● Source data
-- BEGIN --

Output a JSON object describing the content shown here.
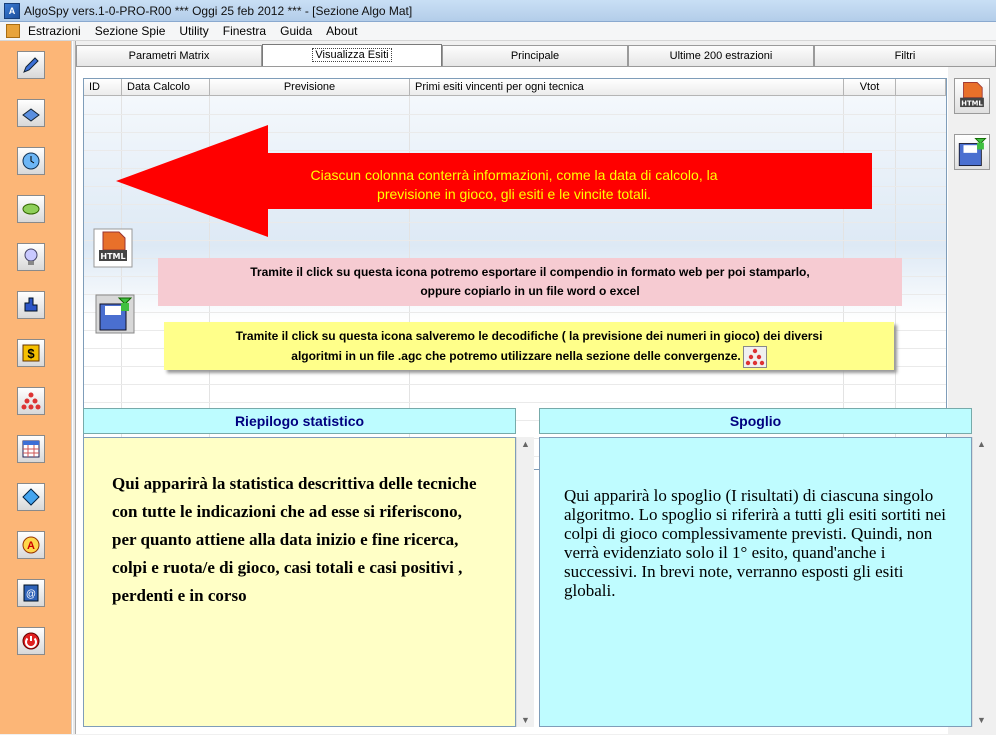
{
  "window": {
    "title": "AlgoSpy vers.1-0-PRO-R00  ***  Oggi 25 feb 2012  ***   - [Sezione Algo Mat]"
  },
  "menu": [
    "Estrazioni",
    "Sezione Spie",
    "Utility",
    "Finestra",
    "Guida",
    "About"
  ],
  "tabs": [
    "Parametri Matrix",
    "Visualizza Esiti",
    "Principale",
    "Ultime 200 estrazioni",
    "Filtri"
  ],
  "active_tab": "Visualizza Esiti",
  "grid": {
    "columns": [
      "ID",
      "Data Calcolo",
      "Previsione",
      "Primi esiti vincenti per ogni tecnica",
      "Vtot"
    ]
  },
  "annotations": {
    "arrow_line1": "Ciascun colonna conterrà informazioni, come la data di calcolo, la",
    "arrow_line2": "previsione in gioco, gli esiti e le vincite totali.",
    "html_line1": "Tramite il click su questa icona potremo esportare il compendio in formato web per poi stamparlo,",
    "html_line2": "oppure copiarlo in un file word o excel",
    "save_line1": "Tramite il click su questa icona salveremo le decodifiche ( la previsione dei numeri in gioco) dei diversi",
    "save_line2": "algoritmi in un file .agc che potremo utilizzare nella sezione delle convergenze."
  },
  "icons": {
    "html_label": "HTML"
  },
  "sections": {
    "riepilogo_title": "Riepilogo statistico",
    "riepilogo_text": "Qui apparirà la statistica descrittiva delle tecniche con tutte le indicazioni che ad esse si riferiscono, per quanto attiene alla data inizio e fine ricerca, colpi e ruota/e di gioco, casi totali e casi positivi , perdenti e in corso",
    "spoglio_title": "Spoglio",
    "spoglio_text": "Qui apparirà lo spoglio (I risultati) di ciascuna singolo algoritmo. Lo spoglio si riferirà a tutti gli esiti sortiti nei colpi di gioco complessivamente previsti. Quindi, non verrà evidenziato solo il 1° esito, quand'anche i successivi. In brevi note, verranno esposti gli esiti globali."
  },
  "colors": {
    "sidebar": "#fcb677",
    "arrow": "#ff0000",
    "arrow_text": "#ffff00",
    "section_header": "#bdfcff",
    "riepilogo_bg": "#ffffc6",
    "spoglio_bg": "#bffcff"
  }
}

-- END --

● Task objective
Restate the whole listing above exactly, please, omitting every image.

● Right answer
Output a JSON object describing the content shown here.
{
  "window": {
    "title": "AlgoSpy vers.1-0-PRO-R00  ***  Oggi 25 feb 2012  ***   - [Sezione Algo Mat]"
  },
  "menu": [
    "Estrazioni",
    "Sezione Spie",
    "Utility",
    "Finestra",
    "Guida",
    "About"
  ],
  "tabs": [
    "Parametri Matrix",
    "Visualizza Esiti",
    "Principale",
    "Ultime 200 estrazioni",
    "Filtri"
  ],
  "active_tab": "Visualizza Esiti",
  "grid": {
    "columns": [
      "ID",
      "Data Calcolo",
      "Previsione",
      "Primi esiti vincenti per ogni tecnica",
      "Vtot"
    ]
  },
  "annotations": {
    "arrow_line1": "Ciascun colonna conterrà informazioni, come la data di calcolo, la",
    "arrow_line2": "previsione in gioco, gli esiti e le vincite totali.",
    "html_line1": "Tramite il click su questa icona potremo esportare il compendio in formato web per poi stamparlo,",
    "html_line2": "oppure copiarlo in un file word o excel",
    "save_line1": "Tramite il click su questa icona salveremo le decodifiche ( la previsione dei numeri in gioco) dei diversi",
    "save_line2": "algoritmi in un file .agc che potremo utilizzare nella sezione delle convergenze."
  },
  "icons": {
    "html_label": "HTML"
  },
  "sections": {
    "riepilogo_title": "Riepilogo statistico",
    "riepilogo_text": "Qui apparirà la statistica descrittiva delle tecniche con tutte le indicazioni che ad esse si riferiscono, per quanto attiene alla data inizio e fine ricerca, colpi e ruota/e di gioco, casi totali e casi positivi , perdenti e in corso",
    "spoglio_title": "Spoglio",
    "spoglio_text": "Qui apparirà lo spoglio (I risultati) di ciascuna singolo algoritmo. Lo spoglio si riferirà a tutti gli esiti sortiti nei colpi di gioco complessivamente previsti. Quindi, non verrà evidenziato solo il 1° esito, quand'anche i successivi. In brevi note, verranno esposti gli esiti globali."
  },
  "colors": {
    "sidebar": "#fcb677",
    "arrow": "#ff0000",
    "arrow_text": "#ffff00",
    "section_header": "#bdfcff",
    "riepilogo_bg": "#ffffc6",
    "spoglio_bg": "#bffcff"
  }
}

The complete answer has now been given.